→ **PROBLEM REQUIREMENTS**: Copy the listing below line for line without changing anything, but leave out the picture lines.

-- -- --

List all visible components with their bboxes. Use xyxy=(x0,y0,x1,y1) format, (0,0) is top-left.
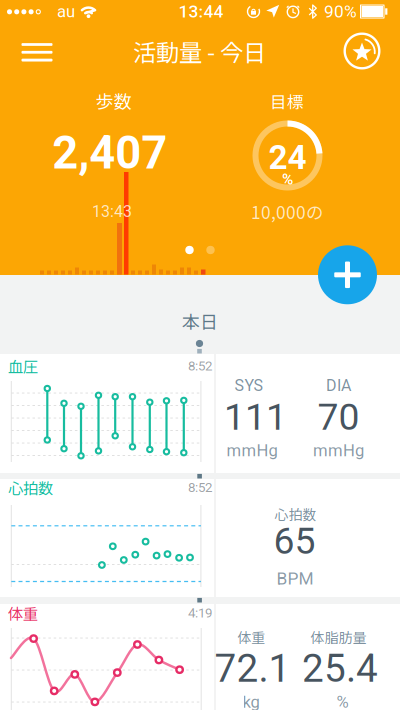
staticText: mmHg xyxy=(226,441,278,460)
staticText: 血圧 xyxy=(8,355,38,377)
button[interactable]: 血圧 xyxy=(0,354,400,473)
staticText: 90% xyxy=(324,1,357,22)
staticText: BPM xyxy=(276,568,314,589)
staticText: 4:19 xyxy=(188,605,212,621)
staticText: DIA xyxy=(326,376,351,395)
staticText: 体重 xyxy=(8,602,38,624)
staticText: mmHg xyxy=(313,441,364,460)
staticText: 活動量 - 今日 xyxy=(133,34,266,68)
staticText: 65 xyxy=(274,519,316,563)
staticText: 13:44 xyxy=(178,1,224,22)
staticText: 目標 xyxy=(270,89,304,113)
staticText: 24 xyxy=(269,138,307,177)
staticText: 10,000の xyxy=(251,199,323,224)
staticText: au xyxy=(57,2,75,21)
staticText: 歩数 xyxy=(96,88,132,114)
staticText: 本日 xyxy=(182,308,218,334)
button[interactable]: 心拍数 xyxy=(0,479,400,597)
button[interactable]: 追加 xyxy=(318,245,377,304)
staticText: 体重 xyxy=(238,627,266,647)
staticText: % xyxy=(336,692,348,710)
button[interactable]: 体重 xyxy=(0,604,400,710)
staticText: kg xyxy=(242,692,260,710)
staticText: 111 xyxy=(224,395,287,439)
staticText: 72.1 xyxy=(214,646,290,691)
staticText: 8:52 xyxy=(188,480,212,495)
staticText: 2,407 xyxy=(52,126,167,180)
button[interactable]: メニュー xyxy=(15,30,59,74)
staticText: 25.4 xyxy=(302,646,378,691)
staticText: % xyxy=(282,170,293,188)
button[interactable]: 実績 xyxy=(340,29,384,73)
staticText: 70 xyxy=(318,395,360,439)
staticText: 体脂肪量 xyxy=(310,627,366,647)
staticText: 8:52 xyxy=(188,358,212,374)
staticText: SYS xyxy=(234,376,264,395)
staticText: 心拍数 xyxy=(274,504,316,524)
staticText: 心拍数 xyxy=(8,476,53,499)
staticText: 13:43 xyxy=(92,202,132,221)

-- -- --

→ **COMPLETE OUTPUT**:
List all visible components with their bboxes. Use xyxy=(x0,y0,x1,y1) format, (0,0) is top-left.
staticText: mmHg xyxy=(226,441,278,460)
staticText: 血圧 xyxy=(8,355,38,377)
button[interactable]: 血圧 xyxy=(0,354,400,473)
staticText: 90% xyxy=(324,1,357,22)
staticText: BPM xyxy=(276,568,314,589)
staticText: 4:19 xyxy=(188,605,212,621)
staticText: DIA xyxy=(326,376,351,395)
staticText: 体重 xyxy=(8,602,38,624)
staticText: mmHg xyxy=(313,441,364,460)
staticText: 活動量 - 今日 xyxy=(133,34,266,68)
staticText: 65 xyxy=(274,519,316,563)
staticText: 13:44 xyxy=(178,1,224,22)
staticText: 目標 xyxy=(270,89,304,113)
staticText: 24 xyxy=(269,138,307,177)
staticText: 10,000の xyxy=(251,199,323,224)
staticText: au xyxy=(57,2,75,21)
staticText: 歩数 xyxy=(96,88,132,114)
staticText: 本日 xyxy=(182,308,218,334)
button[interactable]: 心拍数 xyxy=(0,479,400,597)
button[interactable]: 追加 xyxy=(318,245,377,304)
staticText: 体重 xyxy=(238,627,266,647)
staticText: % xyxy=(336,692,348,710)
button[interactable]: 体重 xyxy=(0,604,400,710)
staticText: kg xyxy=(242,692,260,710)
staticText: 111 xyxy=(224,395,287,439)
staticText: 72.1 xyxy=(214,646,290,691)
staticText: 8:52 xyxy=(188,480,212,495)
staticText: 2,407 xyxy=(52,126,167,180)
button[interactable]: メニュー xyxy=(15,30,59,74)
staticText: 25.4 xyxy=(302,646,378,691)
staticText: % xyxy=(282,170,293,188)
button[interactable]: 実績 xyxy=(340,29,384,73)
staticText: 70 xyxy=(318,395,360,439)
staticText: 体脂肪量 xyxy=(310,627,366,647)
staticText: 8:52 xyxy=(188,358,212,374)
staticText: SYS xyxy=(234,376,264,395)
staticText: 心拍数 xyxy=(274,504,316,524)
staticText: 心拍数 xyxy=(8,476,53,499)
staticText: 13:43 xyxy=(92,202,132,221)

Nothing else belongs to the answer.